● Problem requirements
Find the word "JSON" in the material below and gather every line that contains it.

● Data provided

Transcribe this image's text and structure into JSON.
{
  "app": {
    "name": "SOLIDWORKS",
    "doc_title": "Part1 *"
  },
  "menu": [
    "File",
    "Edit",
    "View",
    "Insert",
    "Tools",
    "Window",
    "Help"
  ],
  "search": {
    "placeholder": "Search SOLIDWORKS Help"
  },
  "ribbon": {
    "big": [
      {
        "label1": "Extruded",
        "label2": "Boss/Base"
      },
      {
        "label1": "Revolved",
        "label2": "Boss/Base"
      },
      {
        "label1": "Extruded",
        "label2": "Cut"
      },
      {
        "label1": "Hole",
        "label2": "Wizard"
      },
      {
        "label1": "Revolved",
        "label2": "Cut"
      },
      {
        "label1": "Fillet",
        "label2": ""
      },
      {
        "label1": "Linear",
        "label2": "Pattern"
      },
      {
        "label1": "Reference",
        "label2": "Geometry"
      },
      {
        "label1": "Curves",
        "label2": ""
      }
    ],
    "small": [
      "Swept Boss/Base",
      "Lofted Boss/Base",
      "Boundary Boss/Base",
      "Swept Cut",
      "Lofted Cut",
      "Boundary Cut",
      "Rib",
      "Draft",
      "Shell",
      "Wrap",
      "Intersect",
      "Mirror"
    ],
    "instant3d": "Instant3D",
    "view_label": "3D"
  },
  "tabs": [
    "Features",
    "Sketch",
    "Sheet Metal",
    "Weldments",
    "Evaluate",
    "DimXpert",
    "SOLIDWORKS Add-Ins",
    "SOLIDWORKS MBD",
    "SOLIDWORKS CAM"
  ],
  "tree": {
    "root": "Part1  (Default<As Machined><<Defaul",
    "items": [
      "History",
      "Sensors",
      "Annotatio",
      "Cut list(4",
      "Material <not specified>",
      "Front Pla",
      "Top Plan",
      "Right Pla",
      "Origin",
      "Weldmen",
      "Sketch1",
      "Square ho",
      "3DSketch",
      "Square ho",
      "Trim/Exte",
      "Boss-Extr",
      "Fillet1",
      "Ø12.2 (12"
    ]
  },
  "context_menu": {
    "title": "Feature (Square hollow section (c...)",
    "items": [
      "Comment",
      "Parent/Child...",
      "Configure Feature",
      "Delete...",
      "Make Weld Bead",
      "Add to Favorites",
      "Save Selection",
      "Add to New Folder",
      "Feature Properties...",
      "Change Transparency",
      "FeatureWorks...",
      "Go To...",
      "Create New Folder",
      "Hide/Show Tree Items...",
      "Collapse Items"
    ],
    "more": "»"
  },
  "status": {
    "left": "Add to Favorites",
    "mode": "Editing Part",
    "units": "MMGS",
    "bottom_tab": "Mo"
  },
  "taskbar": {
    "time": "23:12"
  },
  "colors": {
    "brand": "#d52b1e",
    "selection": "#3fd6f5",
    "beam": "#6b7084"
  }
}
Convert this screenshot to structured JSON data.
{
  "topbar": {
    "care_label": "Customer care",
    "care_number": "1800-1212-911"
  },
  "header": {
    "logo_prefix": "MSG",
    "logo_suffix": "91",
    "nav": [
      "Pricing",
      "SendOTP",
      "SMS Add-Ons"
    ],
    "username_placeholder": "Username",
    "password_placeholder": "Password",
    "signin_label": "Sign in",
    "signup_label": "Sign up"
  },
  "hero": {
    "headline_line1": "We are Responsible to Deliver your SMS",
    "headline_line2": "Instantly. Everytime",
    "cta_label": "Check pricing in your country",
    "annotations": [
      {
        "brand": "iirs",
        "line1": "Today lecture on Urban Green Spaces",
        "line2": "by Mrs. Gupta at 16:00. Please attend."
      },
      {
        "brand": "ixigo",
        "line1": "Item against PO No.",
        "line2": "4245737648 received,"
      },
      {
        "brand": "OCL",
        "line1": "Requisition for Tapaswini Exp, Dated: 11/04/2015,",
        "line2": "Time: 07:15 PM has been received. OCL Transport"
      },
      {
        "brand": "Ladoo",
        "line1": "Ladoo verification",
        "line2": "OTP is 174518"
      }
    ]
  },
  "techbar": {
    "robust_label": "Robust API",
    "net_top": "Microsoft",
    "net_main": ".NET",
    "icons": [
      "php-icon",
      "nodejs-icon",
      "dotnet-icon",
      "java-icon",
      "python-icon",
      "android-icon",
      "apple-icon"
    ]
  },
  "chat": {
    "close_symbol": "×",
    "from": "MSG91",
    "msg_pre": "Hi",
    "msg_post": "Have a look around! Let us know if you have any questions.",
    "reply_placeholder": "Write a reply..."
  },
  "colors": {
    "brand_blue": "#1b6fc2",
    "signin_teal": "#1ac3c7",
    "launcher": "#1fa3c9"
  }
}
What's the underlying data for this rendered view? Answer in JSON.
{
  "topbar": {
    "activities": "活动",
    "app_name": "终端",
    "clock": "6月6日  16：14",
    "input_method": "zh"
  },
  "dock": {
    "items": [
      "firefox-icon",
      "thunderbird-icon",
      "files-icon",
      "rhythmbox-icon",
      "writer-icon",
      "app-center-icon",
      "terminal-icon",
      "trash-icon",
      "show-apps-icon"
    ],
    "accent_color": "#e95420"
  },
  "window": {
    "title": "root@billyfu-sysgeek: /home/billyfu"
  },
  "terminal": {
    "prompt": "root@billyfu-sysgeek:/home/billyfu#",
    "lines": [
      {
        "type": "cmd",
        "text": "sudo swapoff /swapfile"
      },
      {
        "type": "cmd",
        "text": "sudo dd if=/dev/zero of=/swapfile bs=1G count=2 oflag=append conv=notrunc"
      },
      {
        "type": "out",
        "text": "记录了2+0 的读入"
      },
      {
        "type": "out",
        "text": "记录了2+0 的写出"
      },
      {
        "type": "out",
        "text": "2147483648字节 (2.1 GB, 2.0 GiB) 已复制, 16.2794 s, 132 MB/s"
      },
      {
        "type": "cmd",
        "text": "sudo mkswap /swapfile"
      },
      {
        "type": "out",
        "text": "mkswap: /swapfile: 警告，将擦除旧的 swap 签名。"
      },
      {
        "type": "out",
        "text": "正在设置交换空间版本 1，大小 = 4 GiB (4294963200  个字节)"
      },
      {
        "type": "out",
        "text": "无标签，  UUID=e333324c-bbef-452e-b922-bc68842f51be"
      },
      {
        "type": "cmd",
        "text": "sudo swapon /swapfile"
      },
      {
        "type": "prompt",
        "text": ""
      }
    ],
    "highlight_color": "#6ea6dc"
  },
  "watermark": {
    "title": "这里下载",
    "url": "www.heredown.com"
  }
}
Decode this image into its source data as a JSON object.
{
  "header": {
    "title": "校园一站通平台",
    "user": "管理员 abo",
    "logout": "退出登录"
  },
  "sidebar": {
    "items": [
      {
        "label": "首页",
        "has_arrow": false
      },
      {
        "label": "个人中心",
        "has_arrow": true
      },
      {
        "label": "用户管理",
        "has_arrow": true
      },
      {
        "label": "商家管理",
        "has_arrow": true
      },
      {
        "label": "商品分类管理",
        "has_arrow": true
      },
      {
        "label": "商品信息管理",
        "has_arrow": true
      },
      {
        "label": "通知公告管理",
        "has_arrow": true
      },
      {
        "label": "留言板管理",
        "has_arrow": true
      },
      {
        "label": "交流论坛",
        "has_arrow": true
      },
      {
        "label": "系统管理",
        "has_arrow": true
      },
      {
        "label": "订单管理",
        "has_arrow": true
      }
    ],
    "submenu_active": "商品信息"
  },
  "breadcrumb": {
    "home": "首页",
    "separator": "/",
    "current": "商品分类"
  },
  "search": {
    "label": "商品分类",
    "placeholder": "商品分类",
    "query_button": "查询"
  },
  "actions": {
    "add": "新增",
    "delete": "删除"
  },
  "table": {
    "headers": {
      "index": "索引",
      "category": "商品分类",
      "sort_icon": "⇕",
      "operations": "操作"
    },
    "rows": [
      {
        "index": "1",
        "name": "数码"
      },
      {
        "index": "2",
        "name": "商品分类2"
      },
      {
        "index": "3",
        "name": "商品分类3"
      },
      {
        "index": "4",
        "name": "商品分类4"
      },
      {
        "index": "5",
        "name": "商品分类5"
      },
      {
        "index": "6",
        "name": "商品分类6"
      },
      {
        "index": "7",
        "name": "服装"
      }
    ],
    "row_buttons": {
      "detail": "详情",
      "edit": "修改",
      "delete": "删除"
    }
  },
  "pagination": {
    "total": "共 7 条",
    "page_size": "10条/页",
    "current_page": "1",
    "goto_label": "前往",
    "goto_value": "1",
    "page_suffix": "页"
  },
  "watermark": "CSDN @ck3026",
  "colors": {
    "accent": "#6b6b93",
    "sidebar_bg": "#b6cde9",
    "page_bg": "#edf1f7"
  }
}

● Written solution
Transcribe this image's text and structure into JSON.
Convert this screenshot to structured JSON data.
What's the underlying data for this rendered view? Answer in JSON.
Decode this image into its source data as a JSON object.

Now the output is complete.